## The exercise:
Return, word for word, every line that follows.

□ □ □

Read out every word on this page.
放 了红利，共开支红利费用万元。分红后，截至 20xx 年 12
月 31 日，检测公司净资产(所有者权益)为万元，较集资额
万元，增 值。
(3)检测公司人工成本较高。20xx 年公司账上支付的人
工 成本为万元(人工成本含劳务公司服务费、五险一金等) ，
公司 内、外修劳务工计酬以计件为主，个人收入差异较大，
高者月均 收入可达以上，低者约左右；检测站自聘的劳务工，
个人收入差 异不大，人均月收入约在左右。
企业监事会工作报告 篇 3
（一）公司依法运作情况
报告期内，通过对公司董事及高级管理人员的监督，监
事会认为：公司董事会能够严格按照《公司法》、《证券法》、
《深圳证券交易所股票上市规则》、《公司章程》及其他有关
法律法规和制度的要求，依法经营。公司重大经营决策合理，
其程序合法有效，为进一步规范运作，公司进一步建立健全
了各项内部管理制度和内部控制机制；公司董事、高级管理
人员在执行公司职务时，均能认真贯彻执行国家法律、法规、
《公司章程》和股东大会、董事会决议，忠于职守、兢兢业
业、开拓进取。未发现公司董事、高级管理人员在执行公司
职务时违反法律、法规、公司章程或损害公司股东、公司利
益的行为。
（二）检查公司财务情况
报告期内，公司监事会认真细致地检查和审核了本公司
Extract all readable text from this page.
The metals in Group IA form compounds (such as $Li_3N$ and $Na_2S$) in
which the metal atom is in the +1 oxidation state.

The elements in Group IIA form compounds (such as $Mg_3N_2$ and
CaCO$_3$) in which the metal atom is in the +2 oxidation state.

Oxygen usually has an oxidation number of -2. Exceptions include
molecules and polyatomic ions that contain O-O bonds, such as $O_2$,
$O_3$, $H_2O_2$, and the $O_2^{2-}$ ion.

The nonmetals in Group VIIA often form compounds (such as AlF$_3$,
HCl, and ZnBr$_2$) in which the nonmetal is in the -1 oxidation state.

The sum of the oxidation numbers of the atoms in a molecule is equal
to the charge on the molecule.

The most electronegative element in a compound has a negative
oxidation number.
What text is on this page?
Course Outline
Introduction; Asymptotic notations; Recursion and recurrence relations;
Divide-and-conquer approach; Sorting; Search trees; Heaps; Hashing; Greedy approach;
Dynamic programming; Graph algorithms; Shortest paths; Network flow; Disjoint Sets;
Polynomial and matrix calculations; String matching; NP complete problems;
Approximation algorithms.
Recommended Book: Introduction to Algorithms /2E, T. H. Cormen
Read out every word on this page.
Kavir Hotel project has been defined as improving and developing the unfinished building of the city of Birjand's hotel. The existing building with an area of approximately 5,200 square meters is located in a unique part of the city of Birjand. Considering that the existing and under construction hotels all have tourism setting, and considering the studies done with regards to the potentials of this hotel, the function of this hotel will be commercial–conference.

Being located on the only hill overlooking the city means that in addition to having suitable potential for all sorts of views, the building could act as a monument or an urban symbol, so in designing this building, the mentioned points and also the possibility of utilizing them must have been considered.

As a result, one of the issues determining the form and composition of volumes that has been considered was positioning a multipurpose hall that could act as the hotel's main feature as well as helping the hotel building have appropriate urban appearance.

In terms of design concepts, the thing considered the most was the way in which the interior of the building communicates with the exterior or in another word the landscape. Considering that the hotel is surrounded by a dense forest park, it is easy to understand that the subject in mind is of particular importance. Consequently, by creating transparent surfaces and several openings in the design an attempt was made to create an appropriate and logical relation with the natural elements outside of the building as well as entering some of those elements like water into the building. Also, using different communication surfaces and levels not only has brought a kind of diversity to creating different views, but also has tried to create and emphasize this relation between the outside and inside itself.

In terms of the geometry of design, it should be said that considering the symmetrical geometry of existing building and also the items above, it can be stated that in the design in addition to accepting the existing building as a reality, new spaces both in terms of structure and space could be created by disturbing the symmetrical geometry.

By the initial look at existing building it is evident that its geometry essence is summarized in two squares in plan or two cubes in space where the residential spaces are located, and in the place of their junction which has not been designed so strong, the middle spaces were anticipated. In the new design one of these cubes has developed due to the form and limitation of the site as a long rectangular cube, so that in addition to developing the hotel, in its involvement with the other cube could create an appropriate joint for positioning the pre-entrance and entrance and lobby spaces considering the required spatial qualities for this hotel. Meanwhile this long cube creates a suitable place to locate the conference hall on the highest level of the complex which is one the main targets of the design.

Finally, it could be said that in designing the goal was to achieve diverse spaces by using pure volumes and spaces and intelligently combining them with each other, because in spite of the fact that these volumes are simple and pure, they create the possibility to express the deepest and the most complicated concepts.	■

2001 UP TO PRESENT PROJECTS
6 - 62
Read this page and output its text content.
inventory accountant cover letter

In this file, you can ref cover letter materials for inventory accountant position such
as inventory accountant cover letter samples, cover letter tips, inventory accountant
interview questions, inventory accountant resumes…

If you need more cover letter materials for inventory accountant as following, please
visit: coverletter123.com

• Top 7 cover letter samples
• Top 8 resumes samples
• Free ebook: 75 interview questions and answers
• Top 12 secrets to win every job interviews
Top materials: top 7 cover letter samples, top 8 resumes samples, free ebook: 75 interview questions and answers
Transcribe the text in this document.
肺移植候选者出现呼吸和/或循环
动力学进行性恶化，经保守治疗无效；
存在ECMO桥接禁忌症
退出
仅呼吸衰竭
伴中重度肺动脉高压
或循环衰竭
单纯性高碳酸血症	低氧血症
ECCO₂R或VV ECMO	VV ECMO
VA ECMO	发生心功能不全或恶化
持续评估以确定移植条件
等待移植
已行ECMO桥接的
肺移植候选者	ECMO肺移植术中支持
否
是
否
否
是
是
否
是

□ □ □

## Written answer:
Read out every word on this page.
放 了红利，共开支红利费用万元。分红后，截至 20xx 年 12
月 31 日，检测公司净资产(所有者权益)为万元，较集资额
万元，增 值。
(3)检测公司人工成本较高。20xx 年公司账上支付的人
工 成本为万元(人工成本含劳务公司服务费、五险一金等) ，
公司 内、外修劳务工计酬以计件为主，个人收入差异较大，
高者月均 收入可达以上，低者约左右；检测站自聘的劳务工，
个人收入差 异不大，人均月收入约在左右。
企业监事会工作报告 篇 3
（一）公司依法运作情况
报告期内，通过对公司董事及高级管理人员的监督，监
事会认为：公司董事会能够严格按照《公司法》、《证券法》、
《深圳证券交易所股票上市规则》、《公司章程》及其他有关
法律法规和制度的要求，依法经营。公司重大经营决策合理，
其程序合法有效，为进一步规范运作，公司进一步建立健全
了各项内部管理制度和内部控制机制；公司董事、高级管理
人员在执行公司职务时，均能认真贯彻执行国家法律、法规、
《公司章程》和股东大会、董事会决议，忠于职守、兢兢业
业、开拓进取。未发现公司董事、高级管理人员在执行公司
职务时违反法律、法规、公司章程或损害公司股东、公司利
益的行为。
（二）检查公司财务情况
报告期内，公司监事会认真细致地检查和审核了本公司
Extract all readable text from this page.
The metals in Group IA form compounds (such as $Li_3N$ and $Na_2S$) in
which the metal atom is in the +1 oxidation state.

The elements in Group IIA form compounds (such as $Mg_3N_2$ and
CaCO$_3$) in which the metal atom is in the +2 oxidation state.

Oxygen usually has an oxidation number of -2. Exceptions include
molecules and polyatomic ions that contain O-O bonds, such as $O_2$,
$O_3$, $H_2O_2$, and the $O_2^{2-}$ ion.

The nonmetals in Group VIIA often form compounds (such as AlF$_3$,
HCl, and ZnBr$_2$) in which the nonmetal is in the -1 oxidation state.

The sum of the oxidation numbers of the atoms in a molecule is equal
to the charge on the molecule.

The most electronegative element in a compound has a negative
oxidation number.
What text is on this page?
Course Outline
Introduction; Asymptotic notations; Recursion and recurrence relations;
Divide-and-conquer approach; Sorting; Search trees; Heaps; Hashing; Greedy approach;
Dynamic programming; Graph algorithms; Shortest paths; Network flow; Disjoint Sets;
Polynomial and matrix calculations; String matching; NP complete problems;
Approximation algorithms.
Recommended Book: Introduction to Algorithms /2E, T. H. Cormen
Read out every word on this page.
Kavir Hotel project has been defined as improving and developing the unfinished building of the city of Birjand's hotel. The existing building with an area of approximately 5,200 square meters is located in a unique part of the city of Birjand. Considering that the existing and under construction hotels all have tourism setting, and considering the studies done with regards to the potentials of this hotel, the function of this hotel will be commercial–conference.

Being located on the only hill overlooking the city means that in addition to having suitable potential for all sorts of views, the building could act as a monument or an urban symbol, so in designing this building, the mentioned points and also the possibility of utilizing them must have been considered.

As a result, one of the issues determining the form and composition of volumes that has been considered was positioning a multipurpose hall that could act as the hotel's main feature as well as helping the hotel building have appropriate urban appearance.

In terms of design concepts, the thing considered the most was the way in which the interior of the building communicates with the exterior or in another word the landscape. Considering that the hotel is surrounded by a dense forest park, it is easy to understand that the subject in mind is of particular importance. Consequently, by creating transparent surfaces and several openings in the design an attempt was made to create an appropriate and logical relation with the natural elements outside of the building as well as entering some of those elements like water into the building. Also, using different communication surfaces and levels not only has brought a kind of diversity to creating different views, but also has tried to create and emphasize this relation between the outside and inside itself.

In terms of the geometry of design, it should be said that considering the symmetrical geometry of existing building and also the items above, it can be stated that in the design in addition to accepting the existing building as a reality, new spaces both in terms of structure and space could be created by disturbing the symmetrical geometry.

By the initial look at existing building it is evident that its geometry essence is summarized in two squares in plan or two cubes in space where the residential spaces are located, and in the place of their junction which has not been designed so strong, the middle spaces were anticipated. In the new design one of these cubes has developed due to the form and limitation of the site as a long rectangular cube, so that in addition to developing the hotel, in its involvement with the other cube could create an appropriate joint for positioning the pre-entrance and entrance and lobby spaces considering the required spatial qualities for this hotel. Meanwhile this long cube creates a suitable place to locate the conference hall on the highest level of the complex which is one the main targets of the design.

Finally, it could be said that in designing the goal was to achieve diverse spaces by using pure volumes and spaces and intelligently combining them with each other, because in spite of the fact that these volumes are simple and pure, they create the possibility to express the deepest and the most complicated concepts.	■

2001 UP TO PRESENT PROJECTS
6 - 62
Read this page and output its text content.
inventory accountant cover letter

In this file, you can ref cover letter materials for inventory accountant position such
as inventory accountant cover letter samples, cover letter tips, inventory accountant
interview questions, inventory accountant resumes…

If you need more cover letter materials for inventory accountant as following, please
visit: coverletter123.com

• Top 7 cover letter samples
• Top 8 resumes samples
• Free ebook: 75 interview questions and answers
• Top 12 secrets to win every job interviews
Top materials: top 7 cover letter samples, top 8 resumes samples, free ebook: 75 interview questions and answers
Transcribe the text in this document.
肺移植候选者出现呼吸和/或循环
动力学进行性恶化，经保守治疗无效；
存在ECMO桥接禁忌症
退出
仅呼吸衰竭
伴中重度肺动脉高压
或循环衰竭
单纯性高碳酸血症	低氧血症
ECCO₂R或VV ECMO	VV ECMO
VA ECMO	发生心功能不全或恶化
持续评估以确定移植条件
等待移植
已行ECMO桥接的
肺移植候选者	ECMO肺移植术中支持
否
是
否
否
是
是
否
是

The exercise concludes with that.